## YOUR INSTRUCTIONS
Reproduce every line of the records below verbatim, omitting the pictures.

[start DATA FOR THIS TASK]

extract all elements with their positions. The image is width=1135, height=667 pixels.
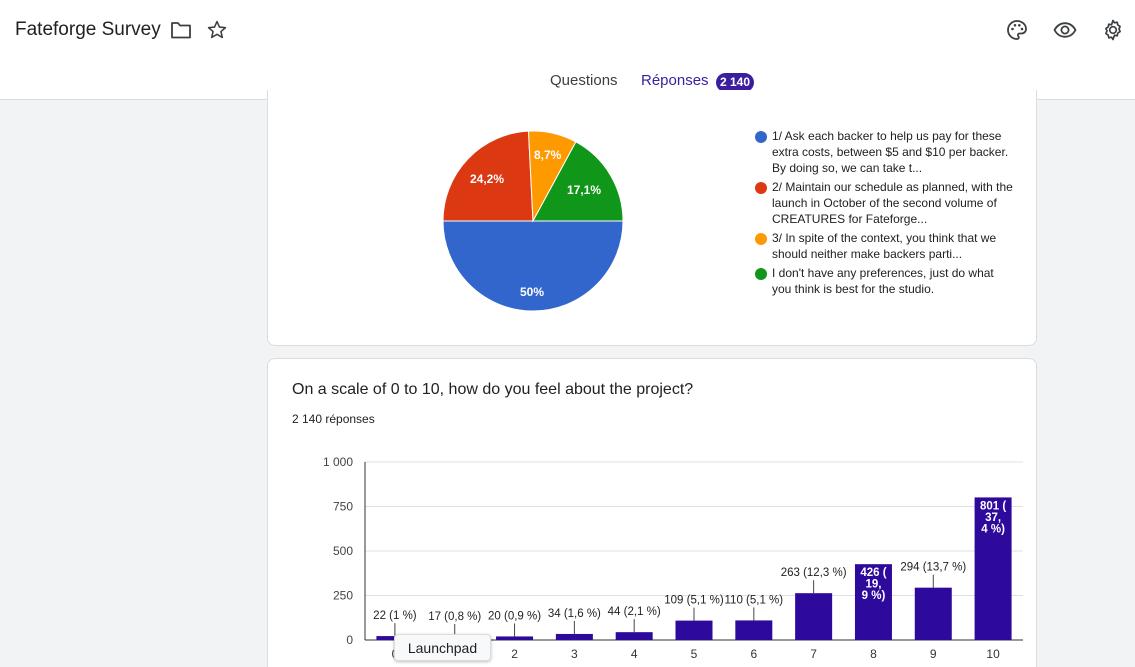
y-tick-label: 750 (333, 500, 353, 514)
bar[interactable] (675, 620, 713, 640)
pie-chart: 50% 24,2% 8,7% 17,1% (442, 130, 624, 312)
bar[interactable] (914, 587, 952, 640)
bar-data-label: 17 (0,8 %) (428, 611, 481, 623)
x-tick-label: 2 (511, 647, 518, 661)
bar[interactable] (555, 633, 593, 640)
bar[interactable] (854, 564, 892, 640)
bar-data-label: 44 (2,1 %) (608, 606, 661, 618)
x-tick-label: 7 (810, 647, 817, 661)
bar-data-label: 263 (12,3 %) (781, 567, 847, 579)
legend-dot (755, 268, 767, 280)
legend-dot (755, 233, 767, 245)
pie-slice[interactable] (442, 130, 534, 222)
form-title[interactable]: Fateforge Survey (15, 19, 161, 40)
bar-data-label: 801 (37, 4 %) (980, 500, 1006, 535)
bar[interactable] (795, 593, 833, 640)
x-tick-label: 9 (930, 647, 937, 661)
pie-label: 24,2% (470, 172, 505, 186)
pie-legend: 1/ Ask each backer to help us pay for th… (755, 128, 1015, 297)
settings-gear-icon[interactable] (1100, 17, 1126, 43)
top-bar: Fateforge Survey Questions Réponses 2 14… (0, 0, 1135, 100)
tab-responses[interactable]: Réponses (641, 72, 709, 89)
pie-question-card (267, 90, 1037, 346)
y-tick-label: 250 (333, 589, 353, 603)
legend-dot (755, 131, 767, 143)
x-tick-label: 8 (870, 647, 877, 661)
x-tick-label: 5 (691, 647, 698, 661)
bar-data-label: 110 (5,1 %) (725, 594, 784, 606)
pie-label: 8,7% (534, 148, 562, 162)
palette-icon[interactable] (1004, 17, 1030, 43)
legend-dot (755, 182, 767, 194)
pie-slice[interactable] (442, 220, 624, 312)
question-title: On a scale of 0 to 10, how do you feel a… (292, 381, 694, 398)
x-tick-label: 6 (750, 647, 757, 661)
bar[interactable] (735, 620, 773, 640)
scale-question-card (267, 358, 1037, 667)
responses-count-badge: 2 140 (716, 73, 754, 92)
bar[interactable] (615, 632, 653, 640)
bar-data-label: 426 (19, 9 %) (860, 567, 886, 602)
x-tick-label: 10 (986, 647, 1000, 661)
folder-icon[interactable] (168, 17, 194, 43)
response-count: 2 140 réponses (292, 412, 375, 426)
x-tick-label: 3 (571, 647, 578, 661)
pie-label: 50% (520, 285, 545, 299)
y-tick-label: 1 000 (323, 455, 353, 469)
x-tick-label: 4 (631, 647, 638, 661)
bar-data-label: 34 (1,6 %) (548, 608, 601, 620)
star-icon[interactable] (204, 17, 230, 43)
bar-data-label: 22 (1 %) (373, 610, 417, 622)
bar[interactable] (496, 636, 534, 640)
bar-data-label: 294 (13,7 %) (900, 562, 966, 574)
preview-eye-icon[interactable] (1052, 17, 1078, 43)
legend-item[interactable]: 1/ Ask each backer to help us pay for th… (755, 128, 1015, 176)
bar-data-label: 20 (0,9 %) (488, 610, 541, 622)
tooltip: Launchpad (394, 634, 491, 661)
y-tick-label: 500 (333, 544, 353, 558)
pie-label: 17,1% (567, 183, 602, 197)
legend-item[interactable]: 2/ Maintain our schedule as planned, wit… (755, 179, 1015, 227)
legend-item[interactable]: 3/ In spite of the context, you think th… (755, 230, 1015, 262)
bar[interactable] (974, 497, 1012, 640)
y-tick-label: 0 (346, 633, 353, 647)
tab-questions[interactable]: Questions (550, 72, 618, 89)
bar-data-label: 109 (5,1 %) (664, 595, 724, 607)
legend-item[interactable]: I don't have any preferences, just do wh… (755, 265, 1015, 297)
pie-slice[interactable] (532, 141, 624, 222)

[end DATA FOR THIS TASK]

## RESULT FOR THIS EXERCISE
extract all elements with their positions. The image is width=1135, height=667 pixels.
y-tick-label: 750 (333, 500, 353, 514)
bar[interactable] (675, 620, 713, 640)
pie-chart: 50% 24,2% 8,7% 17,1% (442, 130, 624, 312)
bar[interactable] (914, 587, 952, 640)
bar-data-label: 17 (0,8 %) (428, 611, 481, 623)
x-tick-label: 2 (511, 647, 518, 661)
bar[interactable] (555, 633, 593, 640)
bar[interactable] (854, 564, 892, 640)
bar-data-label: 44 (2,1 %) (608, 606, 661, 618)
x-tick-label: 7 (810, 647, 817, 661)
bar-data-label: 263 (12,3 %) (781, 567, 847, 579)
legend-dot (755, 268, 767, 280)
legend-dot (755, 233, 767, 245)
pie-slice[interactable] (442, 130, 534, 222)
form-title[interactable]: Fateforge Survey (15, 19, 161, 40)
bar-data-label: 801 (37, 4 %) (980, 500, 1006, 535)
bar[interactable] (795, 593, 833, 640)
x-tick-label: 9 (930, 647, 937, 661)
pie-label: 24,2% (470, 172, 505, 186)
pie-legend: 1/ Ask each backer to help us pay for th… (755, 128, 1015, 297)
settings-gear-icon[interactable] (1100, 17, 1126, 43)
top-bar: Fateforge Survey Questions Réponses 2 14… (0, 0, 1135, 100)
tab-responses[interactable]: Réponses (641, 72, 709, 89)
pie-question-card (267, 90, 1037, 346)
y-tick-label: 250 (333, 589, 353, 603)
legend-dot (755, 131, 767, 143)
x-tick-label: 8 (870, 647, 877, 661)
x-tick-label: 5 (691, 647, 698, 661)
bar-data-label: 110 (5,1 %) (725, 594, 784, 606)
pie-label: 8,7% (534, 148, 562, 162)
palette-icon[interactable] (1004, 17, 1030, 43)
legend-dot (755, 182, 767, 194)
pie-slice[interactable] (442, 220, 624, 312)
question-title: On a scale of 0 to 10, how do you feel a… (292, 381, 694, 398)
x-tick-label: 6 (750, 647, 757, 661)
bar[interactable] (735, 620, 773, 640)
scale-question-card (267, 358, 1037, 667)
responses-count-badge: 2 140 (716, 73, 754, 92)
bar[interactable] (615, 632, 653, 640)
bar-data-label: 426 (19, 9 %) (860, 567, 886, 602)
x-tick-label: 10 (986, 647, 1000, 661)
folder-icon[interactable] (168, 17, 194, 43)
response-count: 2 140 réponses (292, 412, 375, 426)
x-tick-label: 3 (571, 647, 578, 661)
pie-label: 50% (520, 285, 545, 299)
y-tick-label: 1 000 (323, 455, 353, 469)
x-tick-label: 4 (631, 647, 638, 661)
bar-data-label: 34 (1,6 %) (548, 608, 601, 620)
star-icon[interactable] (204, 17, 230, 43)
bar-data-label: 22 (1 %) (373, 610, 417, 622)
bar[interactable] (496, 636, 534, 640)
bar-data-label: 294 (13,7 %) (900, 562, 966, 574)
preview-eye-icon[interactable] (1052, 17, 1078, 43)
legend-item[interactable]: 1/ Ask each backer to help us pay for th… (755, 128, 1015, 176)
bar-data-label: 20 (0,9 %) (488, 610, 541, 622)
tooltip: Launchpad (394, 634, 491, 661)
y-tick-label: 500 (333, 544, 353, 558)
pie-label: 17,1% (567, 183, 602, 197)
legend-item[interactable]: 2/ Maintain our schedule as planned, wit… (755, 179, 1015, 227)
legend-item[interactable]: 3/ In spite of the context, you think th… (755, 230, 1015, 262)
bar[interactable] (974, 497, 1012, 640)
y-tick-label: 0 (346, 633, 353, 647)
tab-questions[interactable]: Questions (550, 72, 618, 89)
bar-data-label: 109 (5,1 %) (664, 595, 724, 607)
legend-item[interactable]: I don't have any preferences, just do wh… (755, 265, 1015, 297)
pie-slice[interactable] (532, 141, 624, 222)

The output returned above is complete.